Task to complete
When the word "tinggal" shows up in a line of the data below, copy that whole line.

Transcript data for document pages
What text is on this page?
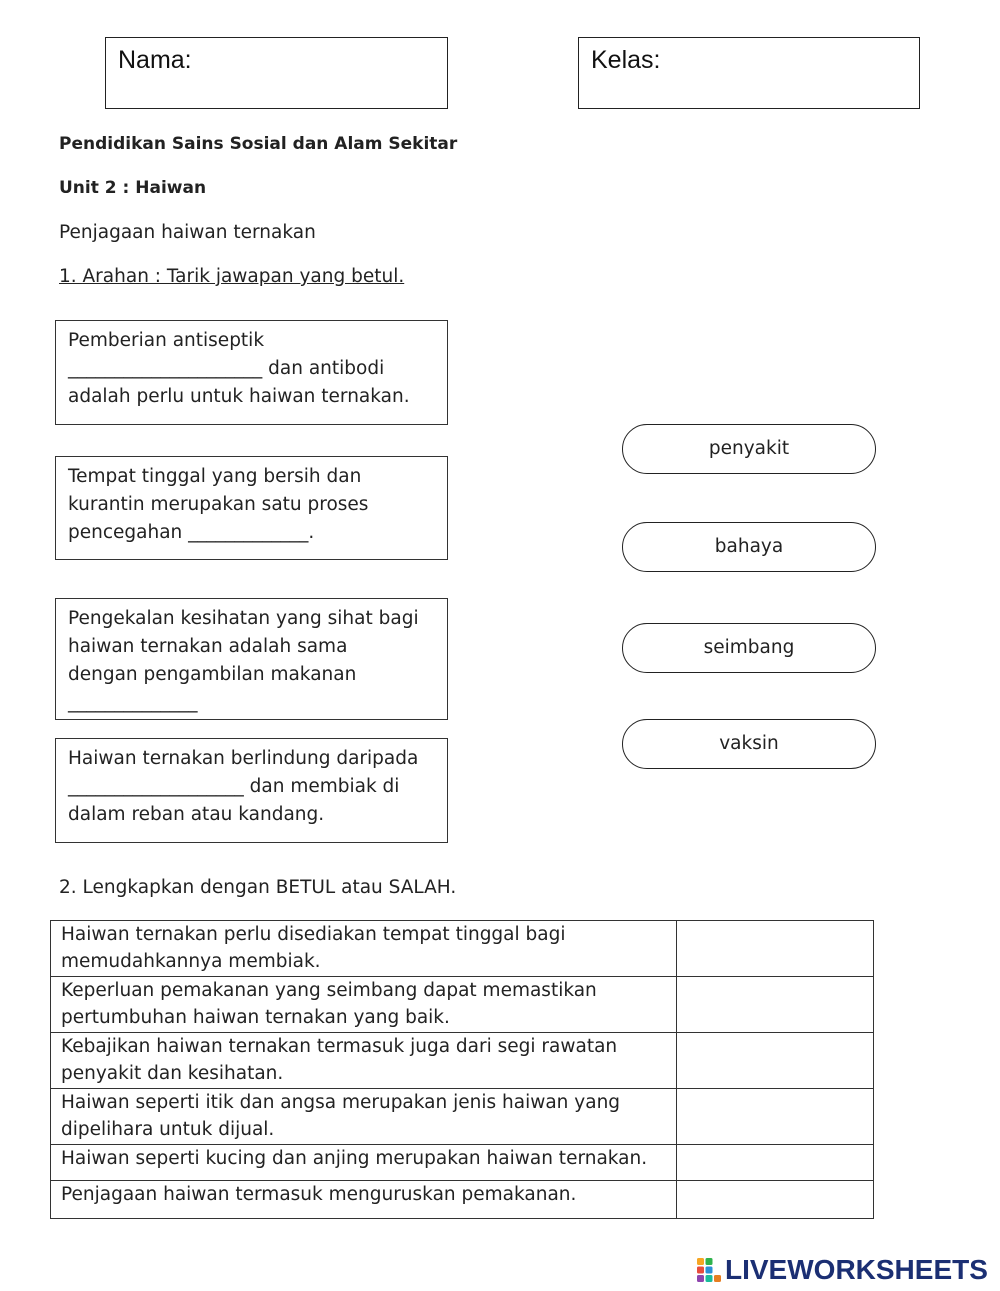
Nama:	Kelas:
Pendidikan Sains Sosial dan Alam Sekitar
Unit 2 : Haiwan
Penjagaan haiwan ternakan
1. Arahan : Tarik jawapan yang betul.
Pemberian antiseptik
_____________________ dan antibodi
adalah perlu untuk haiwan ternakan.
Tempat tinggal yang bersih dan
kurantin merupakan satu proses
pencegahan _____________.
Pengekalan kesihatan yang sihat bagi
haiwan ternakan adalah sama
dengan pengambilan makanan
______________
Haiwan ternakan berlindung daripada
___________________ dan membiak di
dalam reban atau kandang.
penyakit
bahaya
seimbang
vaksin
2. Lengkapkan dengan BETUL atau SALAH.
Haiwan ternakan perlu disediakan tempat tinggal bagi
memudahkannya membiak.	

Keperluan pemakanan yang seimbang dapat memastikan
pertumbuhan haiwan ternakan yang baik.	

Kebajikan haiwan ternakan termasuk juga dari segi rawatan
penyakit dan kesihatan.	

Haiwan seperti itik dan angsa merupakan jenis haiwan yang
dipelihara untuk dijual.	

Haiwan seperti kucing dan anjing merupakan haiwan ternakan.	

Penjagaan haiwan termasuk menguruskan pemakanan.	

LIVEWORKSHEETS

Task result
Tempat tinggal yang bersih dan
Haiwan ternakan perlu disediakan tempat tinggal bagi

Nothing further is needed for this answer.